- The exercise -
Look for the string "evidence" in the lines and copy each line that has it.
• • • • • • •
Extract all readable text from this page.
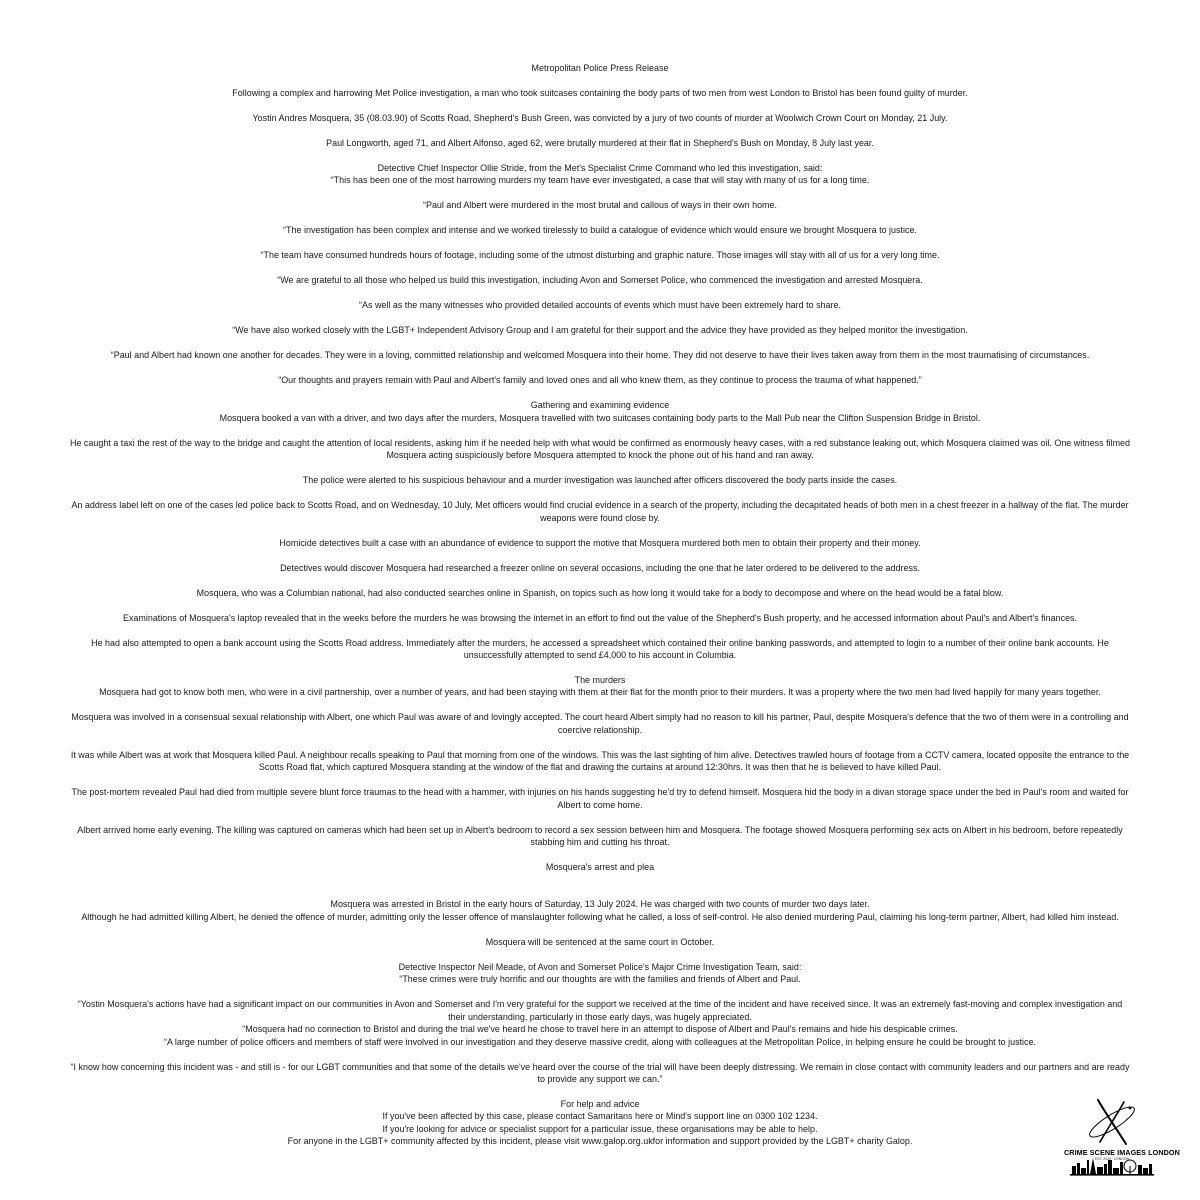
Metropolitan Police Press Release

Following a complex and harrowing Met Police investigation, a man who took suitcases containing the body parts of two men from west London to Bristol has been found guilty of murder.

Yostin Andres Mosquera, 35 (08.03.90) of Scotts Road, Shepherd's Bush Green, was convicted by a jury of two counts of murder at Woolwich Crown Court on Monday, 21 July.

Paul Longworth, aged 71, and Albert Alfonso, aged 62, were brutally murdered at their flat in Shepherd's Bush on Monday, 8 July last year.

Detective Chief Inspector Ollie Stride, from the Met's Specialist Crime Command who led this investigation, said:
“This has been one of the most harrowing murders my team have ever investigated, a case that will stay with many of us for a long time.

“Paul and Albert were murdered in the most brutal and callous of ways in their own home.

“The investigation has been complex and intense and we worked tirelessly to build a catalogue of evidence which would ensure we brought Mosquera to justice.

“The team have consumed hundreds hours of footage, including some of the utmost disturbing and graphic nature. Those images will stay with all of us for a very long time.

“We are grateful to all those who helped us build this investigation, including Avon and Somerset Police, who commenced the investigation and arrested Mosquera.

“As well as the many witnesses who provided detailed accounts of events which must have been extremely hard to share.

“We have also worked closely with the LGBT+ Independent Advisory Group and I am grateful for their support and the advice they have provided as they helped monitor the investigation.

“Paul and Albert had known one another for decades. They were in a loving, committed relationship and welcomed Mosquera into their home. They did not deserve to have their lives taken away from them in the most traumatising of circumstances.

“Our thoughts and prayers remain with Paul and Albert's family and loved ones and all who knew them, as they continue to process the trauma of what happened.”

Gathering and examining evidence
Mosquera booked a van with a driver, and two days after the murders, Mosquera travelled with two suitcases containing body parts to the Mall Pub near the Clifton Suspension Bridge in Bristol.

He caught a taxi the rest of the way to the bridge and caught the attention of local residents, asking him if he needed help with what would be confirmed as enormously heavy cases, with a red substance leaking out, which Mosquera claimed was oil. One witness filmed
Mosquera acting suspiciously before Mosquera attempted to knock the phone out of his hand and ran away.

The police were alerted to his suspicious behaviour and a murder investigation was launched after officers discovered the body parts inside the cases.

An address label left on one of the cases led police back to Scotts Road, and on Wednesday, 10 July, Met officers would find crucial evidence in a search of the property, including the decapitated heads of both men in a chest freezer in a hallway of the flat. The murder
weapons were found close by.

Homicide detectives built a case with an abundance of evidence to support the motive that Mosquera murdered both men to obtain their property and their money.

Detectives would discover Mosquera had researched a freezer online on several occasions, including the one that he later ordered to be delivered to the address.

Mosquera, who was a Columbian national, had also conducted searches online in Spanish, on topics such as how long it would take for a body to decompose and where on the head would be a fatal blow.

Examinations of Mosquera's laptop revealed that in the weeks before the murders he was browsing the internet in an effort to find out the value of the Shepherd's Bush property, and he accessed information about Paul's and Albert's finances.

He had also attempted to open a bank account using the Scotts Road address. Immediately after the murders, he accessed a spreadsheet which contained their online banking passwords, and attempted to login to a number of their online bank accounts. He
unsuccessfully attempted to send £4,000 to his account in Columbia.

The murders
Mosquera had got to know both men, who were in a civil partnership, over a number of years, and had been staying with them at their flat for the month prior to their murders. It was a property where the two men had lived happily for many years together.

Mosquera was involved in a consensual sexual relationship with Albert, one which Paul was aware of and lovingly accepted. The court heard Albert simply had no reason to kill his partner, Paul, despite Mosquera's defence that the two of them were in a controlling and
coercive relationship.

It was while Albert was at work that Mosquera killed Paul. A neighbour recalls speaking to Paul that morning from one of the windows. This was the last sighting of him alive. Detectives trawled hours of footage from a CCTV camera, located opposite the entrance to the
Scotts Road flat, which captured Mosquera standing at the window of the flat and drawing the curtains at around 12:30hrs. It was then that he is believed to have killed Paul.

The post-mortem revealed Paul had died from multiple severe blunt force traumas to the head with a hammer, with injuries on his hands suggesting he'd try to defend himself. Mosquera hid the body in a divan storage space under the bed in Paul's room and waited for
Albert to come home.

Albert arrived home early evening. The killing was captured on cameras which had been set up in Albert's bedroom to record a sex session between him and Mosquera. The footage showed Mosquera performing sex acts on Albert in his bedroom, before repeatedly
stabbing him and cutting his throat.

Mosquera's arrest and plea

Mosquera was arrested in Bristol in the early hours of Saturday, 13 July 2024. He was charged with two counts of murder two days later.
Although he had admitted killing Albert, he denied the offence of murder, admitting only the lesser offence of manslaughter following what he called, a loss of self-control. He also denied murdering Paul, claiming his long-term partner, Albert, had killed him instead.

Mosquera will be sentenced at the same court in October.

Detective Inspector Neil Meade, of Avon and Somerset Police's Major Crime Investigation Team, said:
“These crimes were truly horrific and our thoughts are with the families and friends of Albert and Paul.

“Yostin Mosquera's actions have had a significant impact on our communities in Avon and Somerset and I'm very grateful for the support we received at the time of the incident and have received since. It was an extremely fast-moving and complex investigation and
their understanding, particularly in those early days, was hugely appreciated.
“Mosquera had no connection to Bristol and during the trial we've heard he chose to travel here in an attempt to dispose of Albert and Paul's remains and hide his despicable crimes.
“A large number of police officers and members of staff were involved in our investigation and they deserve massive credit, along with colleagues at the Metropolitan Police, in helping ensure he could be brought to justice.

“I know how concerning this incident was - and still is - for our LGBT communities and that some of the details we've heard over the course of the trial will have been deeply distressing. We remain in close contact with community leaders and our partners and are ready
to provide any support we can.”

For help and advice
If you've been affected by this case, please contact Samaritans here or Mind's support line on 0300 102 1234.
If you're looking for advice or specialist support for a particular issue, these organisations may be able to help.
For anyone in the LGBT+ community affected by this incident, please visit www.galop.org.ukfor information and support provided by the LGBT+ charity Galop.

CRIME SCENE IMAGES LONDON
EST. 2020 · LONDON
• • • • • • •
- Task solution -
“The investigation has been complex and intense and we worked tirelessly to build a catalogue of evidence which would ensure we brought Mosquera to justice.
Gathering and examining evidence
An address label left on one of the cases led police back to Scotts Road, and on Wednesday, 10 July, Met officers would find crucial evidence in a search of the property, including the decapitated heads of both men in a chest freezer in a hallway of the flat. The murder
Homicide detectives built a case with an abundance of evidence to support the motive that Mosquera murdered both men to obtain their property and their money.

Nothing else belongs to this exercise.